**OBJECTIVE:** Scan the records below. List lines holding "bedroom".

Stored records:

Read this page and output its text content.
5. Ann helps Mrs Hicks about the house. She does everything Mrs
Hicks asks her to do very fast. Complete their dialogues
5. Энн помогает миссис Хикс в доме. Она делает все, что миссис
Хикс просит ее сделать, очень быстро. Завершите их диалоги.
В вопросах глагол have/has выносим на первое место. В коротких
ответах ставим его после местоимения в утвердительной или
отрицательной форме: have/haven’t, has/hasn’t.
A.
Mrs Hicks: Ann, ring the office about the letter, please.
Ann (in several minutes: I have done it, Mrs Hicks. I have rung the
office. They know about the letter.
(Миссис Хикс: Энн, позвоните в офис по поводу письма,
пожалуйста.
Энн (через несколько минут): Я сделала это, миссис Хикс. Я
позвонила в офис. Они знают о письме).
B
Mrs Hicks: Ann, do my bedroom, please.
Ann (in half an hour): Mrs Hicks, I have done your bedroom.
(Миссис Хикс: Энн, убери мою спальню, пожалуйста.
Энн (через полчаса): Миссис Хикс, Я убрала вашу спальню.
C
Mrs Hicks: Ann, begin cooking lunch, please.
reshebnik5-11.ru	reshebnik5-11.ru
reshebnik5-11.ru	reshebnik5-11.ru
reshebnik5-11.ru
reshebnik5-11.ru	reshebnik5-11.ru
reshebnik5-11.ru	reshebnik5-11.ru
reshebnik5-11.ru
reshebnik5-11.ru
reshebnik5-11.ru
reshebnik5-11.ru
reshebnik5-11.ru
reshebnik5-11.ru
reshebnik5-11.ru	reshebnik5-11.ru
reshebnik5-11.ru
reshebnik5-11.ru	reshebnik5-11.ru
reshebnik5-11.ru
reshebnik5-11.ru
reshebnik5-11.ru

**TASK RESPONSE:**
Mrs Hicks: Ann, do my bedroom, please.
Ann (in half an hour): Mrs Hicks, I have done your bedroom.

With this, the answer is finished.